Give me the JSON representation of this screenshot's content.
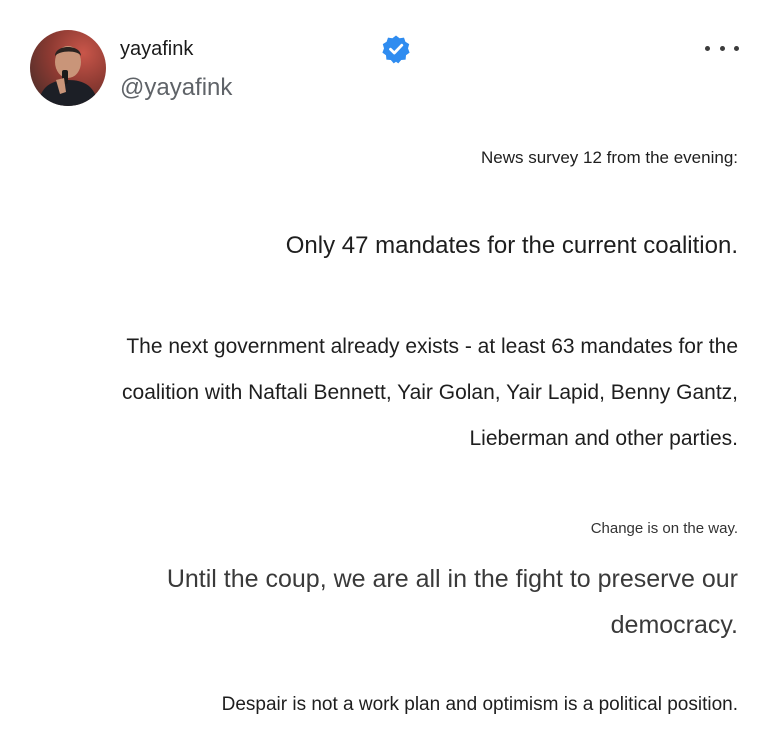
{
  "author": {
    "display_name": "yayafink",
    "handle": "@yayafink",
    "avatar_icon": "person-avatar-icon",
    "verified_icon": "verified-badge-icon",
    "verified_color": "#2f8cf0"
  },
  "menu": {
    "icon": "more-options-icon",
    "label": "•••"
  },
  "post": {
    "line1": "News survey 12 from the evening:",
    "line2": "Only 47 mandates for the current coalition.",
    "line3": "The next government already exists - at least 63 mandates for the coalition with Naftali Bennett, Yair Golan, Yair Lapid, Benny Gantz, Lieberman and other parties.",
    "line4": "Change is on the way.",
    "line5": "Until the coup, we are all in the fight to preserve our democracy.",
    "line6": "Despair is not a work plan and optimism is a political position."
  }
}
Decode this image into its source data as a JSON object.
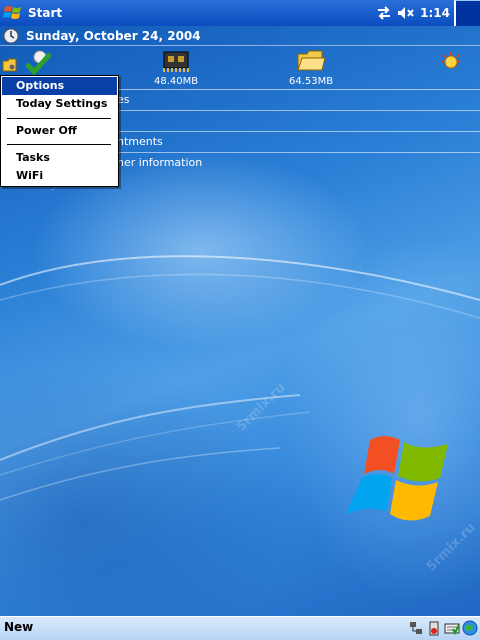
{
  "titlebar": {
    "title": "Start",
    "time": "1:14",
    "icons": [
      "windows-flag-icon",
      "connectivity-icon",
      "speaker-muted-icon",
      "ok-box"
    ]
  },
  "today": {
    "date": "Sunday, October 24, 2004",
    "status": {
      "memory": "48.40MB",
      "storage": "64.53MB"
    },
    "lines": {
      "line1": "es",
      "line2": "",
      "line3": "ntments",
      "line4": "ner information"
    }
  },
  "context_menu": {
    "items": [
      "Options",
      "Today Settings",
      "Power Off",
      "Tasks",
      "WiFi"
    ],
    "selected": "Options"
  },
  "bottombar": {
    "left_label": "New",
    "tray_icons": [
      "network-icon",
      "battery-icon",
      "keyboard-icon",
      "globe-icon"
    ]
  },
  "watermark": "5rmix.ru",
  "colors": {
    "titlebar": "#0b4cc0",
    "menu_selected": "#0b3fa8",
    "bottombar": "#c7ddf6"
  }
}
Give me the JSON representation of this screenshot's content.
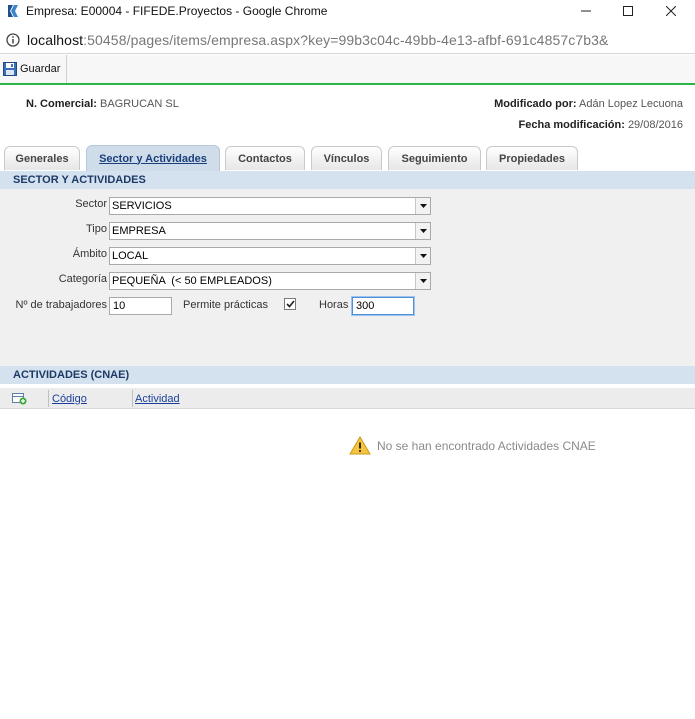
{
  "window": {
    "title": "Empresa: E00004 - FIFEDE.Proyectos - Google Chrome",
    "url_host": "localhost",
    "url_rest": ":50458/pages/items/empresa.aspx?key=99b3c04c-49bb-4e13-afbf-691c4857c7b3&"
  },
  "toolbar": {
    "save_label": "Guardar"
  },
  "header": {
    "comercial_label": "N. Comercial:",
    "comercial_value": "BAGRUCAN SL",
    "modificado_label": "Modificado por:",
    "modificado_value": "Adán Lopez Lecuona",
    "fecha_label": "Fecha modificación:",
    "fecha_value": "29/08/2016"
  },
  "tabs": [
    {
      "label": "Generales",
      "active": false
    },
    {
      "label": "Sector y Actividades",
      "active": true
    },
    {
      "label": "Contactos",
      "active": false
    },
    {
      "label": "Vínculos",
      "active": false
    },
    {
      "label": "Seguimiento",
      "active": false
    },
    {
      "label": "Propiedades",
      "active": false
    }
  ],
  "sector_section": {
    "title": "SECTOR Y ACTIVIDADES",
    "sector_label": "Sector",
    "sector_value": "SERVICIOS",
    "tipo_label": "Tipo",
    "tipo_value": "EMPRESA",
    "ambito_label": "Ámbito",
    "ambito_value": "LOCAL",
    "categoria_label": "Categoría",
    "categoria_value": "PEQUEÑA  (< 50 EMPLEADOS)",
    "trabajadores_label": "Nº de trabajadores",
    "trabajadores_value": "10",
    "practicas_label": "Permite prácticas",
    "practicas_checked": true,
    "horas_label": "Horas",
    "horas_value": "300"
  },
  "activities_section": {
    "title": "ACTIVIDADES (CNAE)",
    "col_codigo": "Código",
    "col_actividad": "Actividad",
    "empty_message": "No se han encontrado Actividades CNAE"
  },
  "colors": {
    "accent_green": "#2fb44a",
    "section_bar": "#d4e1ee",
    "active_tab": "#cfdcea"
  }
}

▶ Exercise objective
Excluding the pictures, restate the records above word for word.

▶ Final result
Give me the JSON representation of this screenshot's content.
{
  "author": {
    "display_name": "yayafink",
    "handle": "@yayafink",
    "avatar_icon": "person-avatar-icon",
    "verified_icon": "verified-badge-icon",
    "verified_color": "#2f8cf0"
  },
  "menu": {
    "icon": "more-options-icon",
    "label": "•••"
  },
  "post": {
    "line1": "News survey 12 from the evening:",
    "line2": "Only 47 mandates for the current coalition.",
    "line3": "The next government already exists - at least 63 mandates for the coalition with Naftali Bennett, Yair Golan, Yair Lapid, Benny Gantz, Lieberman and other parties.",
    "line4": "Change is on the way.",
    "line5": "Until the coup, we are all in the fight to preserve our democracy.",
    "line6": "Despair is not a work plan and optimism is a political position."
  }
}
Decode this image into its source data as a JSON object.
{
  "titlebar": {
    "title": "Start",
    "time": "1:14",
    "icons": [
      "windows-flag-icon",
      "connectivity-icon",
      "speaker-muted-icon",
      "ok-box"
    ]
  },
  "today": {
    "date": "Sunday, October 24, 2004",
    "status": {
      "memory": "48.40MB",
      "storage": "64.53MB"
    },
    "lines": {
      "line1": "es",
      "line2": "",
      "line3": "ntments",
      "line4": "ner information"
    }
  },
  "context_menu": {
    "items": [
      "Options",
      "Today Settings",
      "Power Off",
      "Tasks",
      "WiFi"
    ],
    "selected": "Options"
  },
  "bottombar": {
    "left_label": "New",
    "tray_icons": [
      "network-icon",
      "battery-icon",
      "keyboard-icon",
      "globe-icon"
    ]
  },
  "watermark": "5rmix.ru",
  "colors": {
    "titlebar": "#0b4cc0",
    "menu_selected": "#0b3fa8",
    "bottombar": "#c7ddf6"
  }
}
Give me the JSON representation of this screenshot's content.
{
  "window": {
    "title": "Empresa: E00004 - FIFEDE.Proyectos - Google Chrome",
    "url_host": "localhost",
    "url_rest": ":50458/pages/items/empresa.aspx?key=99b3c04c-49bb-4e13-afbf-691c4857c7b3&"
  },
  "toolbar": {
    "save_label": "Guardar"
  },
  "header": {
    "comercial_label": "N. Comercial:",
    "comercial_value": "BAGRUCAN SL",
    "modificado_label": "Modificado por:",
    "modificado_value": "Adán Lopez Lecuona",
    "fecha_label": "Fecha modificación:",
    "fecha_value": "29/08/2016"
  },
  "tabs": [
    {
      "label": "Generales",
      "active": false
    },
    {
      "label": "Sector y Actividades",
      "active": true
    },
    {
      "label": "Contactos",
      "active": false
    },
    {
      "label": "Vínculos",
      "active": false
    },
    {
      "label": "Seguimiento",
      "active": false
    },
    {
      "label": "Propiedades",
      "active": false
    }
  ],
  "sector_section": {
    "title": "SECTOR Y ACTIVIDADES",
    "sector_label": "Sector",
    "sector_value": "SERVICIOS",
    "tipo_label": "Tipo",
    "tipo_value": "EMPRESA",
    "ambito_label": "Ámbito",
    "ambito_value": "LOCAL",
    "categoria_label": "Categoría",
    "categoria_value": "PEQUEÑA  (< 50 EMPLEADOS)",
    "trabajadores_label": "Nº de trabajadores",
    "trabajadores_value": "10",
    "practicas_label": "Permite prácticas",
    "practicas_checked": true,
    "horas_label": "Horas",
    "horas_value": "300"
  },
  "activities_section": {
    "title": "ACTIVIDADES (CNAE)",
    "col_codigo": "Código",
    "col_actividad": "Actividad",
    "empty_message": "No se han encontrado Actividades CNAE"
  },
  "colors": {
    "accent_green": "#2fb44a",
    "section_bar": "#d4e1ee",
    "active_tab": "#cfdcea"
  }
}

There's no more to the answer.